SUPPLIED MATERIAL
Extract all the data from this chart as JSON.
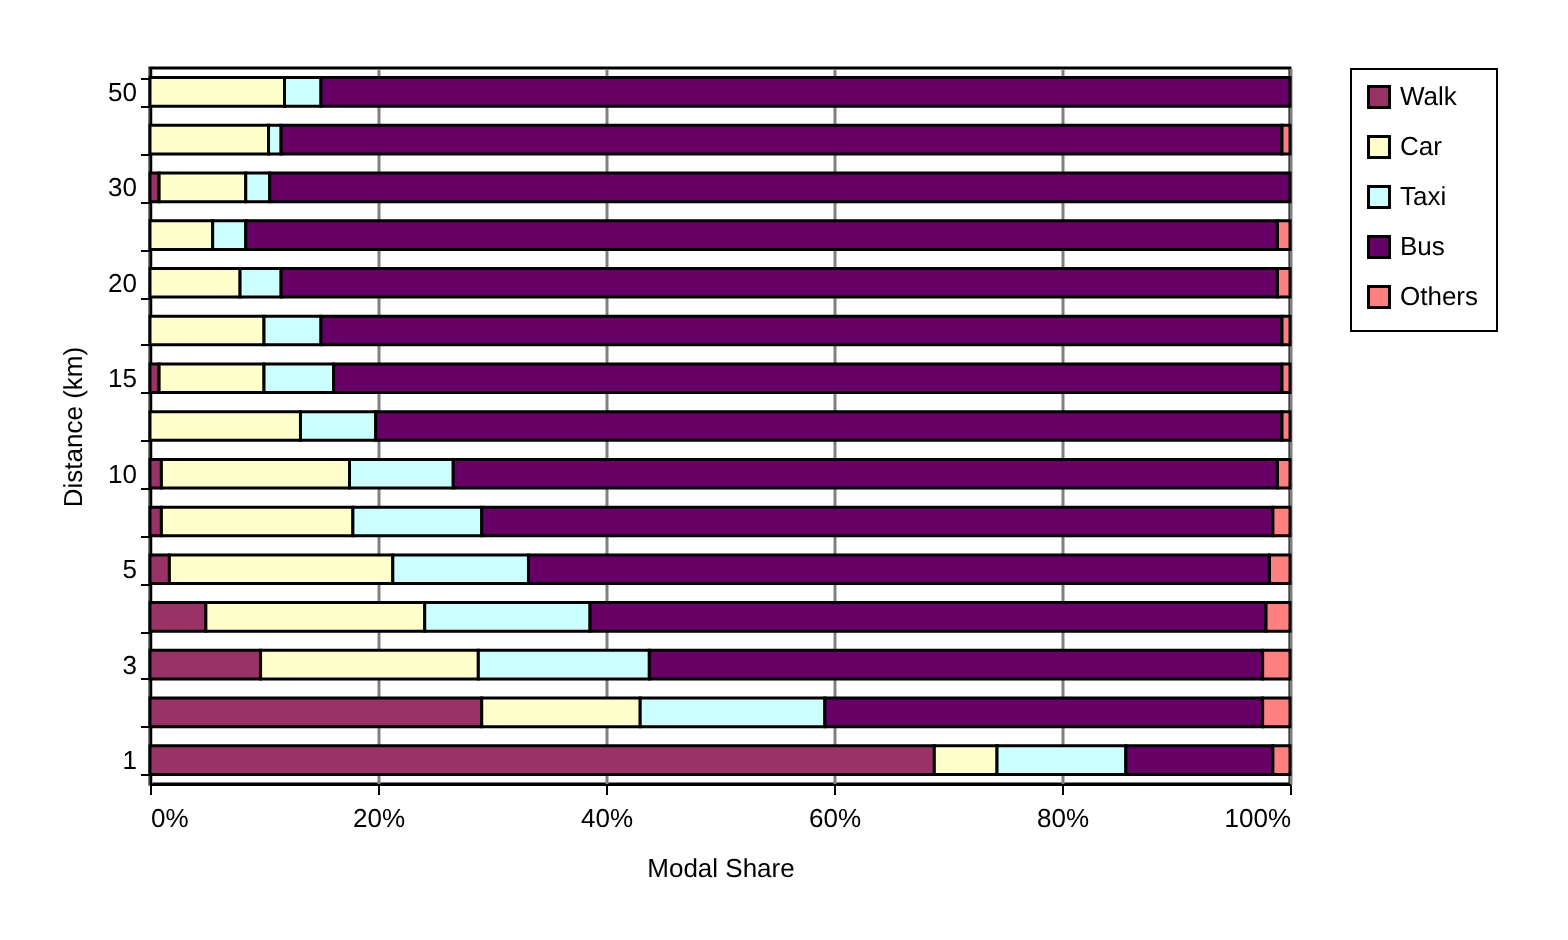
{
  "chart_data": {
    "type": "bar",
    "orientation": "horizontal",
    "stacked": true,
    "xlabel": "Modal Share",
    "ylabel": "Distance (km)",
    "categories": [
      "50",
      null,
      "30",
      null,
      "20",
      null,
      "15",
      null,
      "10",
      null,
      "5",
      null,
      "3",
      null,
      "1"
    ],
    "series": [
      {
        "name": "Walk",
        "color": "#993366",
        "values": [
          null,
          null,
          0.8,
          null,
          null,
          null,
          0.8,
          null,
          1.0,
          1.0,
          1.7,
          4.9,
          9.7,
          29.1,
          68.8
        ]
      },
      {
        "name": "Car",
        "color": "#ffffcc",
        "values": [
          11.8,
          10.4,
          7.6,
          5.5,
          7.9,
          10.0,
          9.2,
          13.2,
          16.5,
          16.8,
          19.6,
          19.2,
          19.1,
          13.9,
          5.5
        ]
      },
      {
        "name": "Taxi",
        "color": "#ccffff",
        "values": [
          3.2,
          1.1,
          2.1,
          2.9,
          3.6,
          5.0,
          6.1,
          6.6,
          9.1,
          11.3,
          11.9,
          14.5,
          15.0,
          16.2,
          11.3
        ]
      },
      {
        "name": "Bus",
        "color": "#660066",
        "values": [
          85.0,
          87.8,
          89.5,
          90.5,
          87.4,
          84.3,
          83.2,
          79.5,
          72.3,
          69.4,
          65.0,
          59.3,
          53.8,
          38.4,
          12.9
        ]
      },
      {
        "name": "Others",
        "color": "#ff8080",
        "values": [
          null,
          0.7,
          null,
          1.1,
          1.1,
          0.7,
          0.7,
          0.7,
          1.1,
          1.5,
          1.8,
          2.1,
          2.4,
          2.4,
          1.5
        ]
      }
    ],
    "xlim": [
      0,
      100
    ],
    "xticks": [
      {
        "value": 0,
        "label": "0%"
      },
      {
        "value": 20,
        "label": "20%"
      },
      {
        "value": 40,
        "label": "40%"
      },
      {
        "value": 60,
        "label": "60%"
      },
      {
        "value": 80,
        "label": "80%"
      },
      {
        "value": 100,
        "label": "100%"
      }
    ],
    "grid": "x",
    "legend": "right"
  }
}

WHAT TO PRODUCE
Omit the pictures and restate the rest of the records verbatim.

OUTPUT FOR THIS TASK
Extract all the data from this chart as JSON.
{
  "chart_data": {
    "type": "bar",
    "orientation": "horizontal",
    "stacked": true,
    "xlabel": "Modal Share",
    "ylabel": "Distance (km)",
    "categories": [
      "50",
      null,
      "30",
      null,
      "20",
      null,
      "15",
      null,
      "10",
      null,
      "5",
      null,
      "3",
      null,
      "1"
    ],
    "series": [
      {
        "name": "Walk",
        "color": "#993366",
        "values": [
          null,
          null,
          0.8,
          null,
          null,
          null,
          0.8,
          null,
          1.0,
          1.0,
          1.7,
          4.9,
          9.7,
          29.1,
          68.8
        ]
      },
      {
        "name": "Car",
        "color": "#ffffcc",
        "values": [
          11.8,
          10.4,
          7.6,
          5.5,
          7.9,
          10.0,
          9.2,
          13.2,
          16.5,
          16.8,
          19.6,
          19.2,
          19.1,
          13.9,
          5.5
        ]
      },
      {
        "name": "Taxi",
        "color": "#ccffff",
        "values": [
          3.2,
          1.1,
          2.1,
          2.9,
          3.6,
          5.0,
          6.1,
          6.6,
          9.1,
          11.3,
          11.9,
          14.5,
          15.0,
          16.2,
          11.3
        ]
      },
      {
        "name": "Bus",
        "color": "#660066",
        "values": [
          85.0,
          87.8,
          89.5,
          90.5,
          87.4,
          84.3,
          83.2,
          79.5,
          72.3,
          69.4,
          65.0,
          59.3,
          53.8,
          38.4,
          12.9
        ]
      },
      {
        "name": "Others",
        "color": "#ff8080",
        "values": [
          null,
          0.7,
          null,
          1.1,
          1.1,
          0.7,
          0.7,
          0.7,
          1.1,
          1.5,
          1.8,
          2.1,
          2.4,
          2.4,
          1.5
        ]
      }
    ],
    "xlim": [
      0,
      100
    ],
    "xticks": [
      {
        "value": 0,
        "label": "0%"
      },
      {
        "value": 20,
        "label": "20%"
      },
      {
        "value": 40,
        "label": "40%"
      },
      {
        "value": 60,
        "label": "60%"
      },
      {
        "value": 80,
        "label": "80%"
      },
      {
        "value": 100,
        "label": "100%"
      }
    ],
    "grid": "x",
    "legend": "right"
  }
}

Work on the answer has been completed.